(Saved entries)
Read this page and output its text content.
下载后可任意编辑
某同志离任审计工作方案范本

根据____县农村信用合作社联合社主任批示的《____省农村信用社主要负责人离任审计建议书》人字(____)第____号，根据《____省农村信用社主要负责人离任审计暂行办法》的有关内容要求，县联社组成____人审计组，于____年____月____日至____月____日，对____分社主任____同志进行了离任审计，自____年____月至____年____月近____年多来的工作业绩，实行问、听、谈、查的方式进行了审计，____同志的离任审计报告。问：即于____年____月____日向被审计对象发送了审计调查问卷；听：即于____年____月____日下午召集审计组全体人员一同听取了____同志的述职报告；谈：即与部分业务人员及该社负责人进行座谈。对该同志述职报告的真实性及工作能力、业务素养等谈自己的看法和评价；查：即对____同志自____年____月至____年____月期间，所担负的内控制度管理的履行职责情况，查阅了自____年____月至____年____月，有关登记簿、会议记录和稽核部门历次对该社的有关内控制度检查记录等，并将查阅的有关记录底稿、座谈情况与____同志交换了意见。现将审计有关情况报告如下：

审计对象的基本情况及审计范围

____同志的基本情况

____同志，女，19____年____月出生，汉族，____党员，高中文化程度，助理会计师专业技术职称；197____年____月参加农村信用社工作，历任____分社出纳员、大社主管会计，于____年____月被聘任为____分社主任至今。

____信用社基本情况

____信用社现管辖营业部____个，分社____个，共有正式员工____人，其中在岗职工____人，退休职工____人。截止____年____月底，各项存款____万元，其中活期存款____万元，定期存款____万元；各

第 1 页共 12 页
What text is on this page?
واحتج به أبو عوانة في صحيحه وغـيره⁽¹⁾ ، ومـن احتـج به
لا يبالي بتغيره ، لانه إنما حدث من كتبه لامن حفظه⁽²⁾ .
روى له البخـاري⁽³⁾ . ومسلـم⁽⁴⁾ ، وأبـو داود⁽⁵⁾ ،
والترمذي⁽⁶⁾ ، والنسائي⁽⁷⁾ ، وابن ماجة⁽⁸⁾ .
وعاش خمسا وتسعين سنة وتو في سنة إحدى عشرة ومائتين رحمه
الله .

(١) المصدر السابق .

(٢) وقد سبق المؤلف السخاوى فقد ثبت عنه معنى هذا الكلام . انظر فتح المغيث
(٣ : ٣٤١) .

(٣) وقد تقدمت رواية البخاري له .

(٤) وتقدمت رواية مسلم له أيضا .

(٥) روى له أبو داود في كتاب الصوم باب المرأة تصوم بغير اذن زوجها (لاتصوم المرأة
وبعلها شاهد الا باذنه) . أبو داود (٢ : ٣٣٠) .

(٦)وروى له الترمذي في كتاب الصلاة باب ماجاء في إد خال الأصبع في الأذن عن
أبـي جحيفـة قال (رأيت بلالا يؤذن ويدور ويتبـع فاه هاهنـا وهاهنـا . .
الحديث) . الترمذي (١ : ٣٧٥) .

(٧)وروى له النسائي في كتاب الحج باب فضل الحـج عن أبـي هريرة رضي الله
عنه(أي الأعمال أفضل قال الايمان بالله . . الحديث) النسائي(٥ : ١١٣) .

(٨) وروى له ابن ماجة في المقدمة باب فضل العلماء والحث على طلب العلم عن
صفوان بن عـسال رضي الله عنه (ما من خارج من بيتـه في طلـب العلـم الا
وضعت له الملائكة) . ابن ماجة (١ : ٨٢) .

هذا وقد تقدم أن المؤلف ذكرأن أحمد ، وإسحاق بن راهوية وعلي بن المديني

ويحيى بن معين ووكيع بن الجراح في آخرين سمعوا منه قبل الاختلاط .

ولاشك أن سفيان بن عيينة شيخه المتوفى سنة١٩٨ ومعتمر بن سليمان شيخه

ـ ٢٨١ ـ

= THE TASK =
Reproduce the final stretch of the data above: every line from the one holding "What text is on this page?" through the end, inclusive, exactly as written and nothing else.

= THE OUTPUT =
What text is on this page?
واحتج به أبو عوانة في صحيحه وغـيره⁽¹⁾ ، ومـن احتـج به
لا يبالي بتغيره ، لانه إنما حدث من كتبه لامن حفظه⁽²⁾ .
روى له البخـاري⁽³⁾ . ومسلـم⁽⁴⁾ ، وأبـو داود⁽⁵⁾ ،
والترمذي⁽⁶⁾ ، والنسائي⁽⁷⁾ ، وابن ماجة⁽⁸⁾ .
وعاش خمسا وتسعين سنة وتو في سنة إحدى عشرة ومائتين رحمه
الله .

(١) المصدر السابق .

(٢) وقد سبق المؤلف السخاوى فقد ثبت عنه معنى هذا الكلام . انظر فتح المغيث
(٣ : ٣٤١) .

(٣) وقد تقدمت رواية البخاري له .

(٤) وتقدمت رواية مسلم له أيضا .

(٥) روى له أبو داود في كتاب الصوم باب المرأة تصوم بغير اذن زوجها (لاتصوم المرأة
وبعلها شاهد الا باذنه) . أبو داود (٢ : ٣٣٠) .

(٦)وروى له الترمذي في كتاب الصلاة باب ماجاء في إد خال الأصبع في الأذن عن
أبـي جحيفـة قال (رأيت بلالا يؤذن ويدور ويتبـع فاه هاهنـا وهاهنـا . .
الحديث) . الترمذي (١ : ٣٧٥) .

(٧)وروى له النسائي في كتاب الحج باب فضل الحـج عن أبـي هريرة رضي الله
عنه(أي الأعمال أفضل قال الايمان بالله . . الحديث) النسائي(٥ : ١١٣) .

(٨) وروى له ابن ماجة في المقدمة باب فضل العلماء والحث على طلب العلم عن
صفوان بن عـسال رضي الله عنه (ما من خارج من بيتـه في طلـب العلـم الا
وضعت له الملائكة) . ابن ماجة (١ : ٨٢) .

هذا وقد تقدم أن المؤلف ذكرأن أحمد ، وإسحاق بن راهوية وعلي بن المديني

ويحيى بن معين ووكيع بن الجراح في آخرين سمعوا منه قبل الاختلاط .

ولاشك أن سفيان بن عيينة شيخه المتوفى سنة١٩٨ ومعتمر بن سليمان شيخه

ـ ٢٨١ ـ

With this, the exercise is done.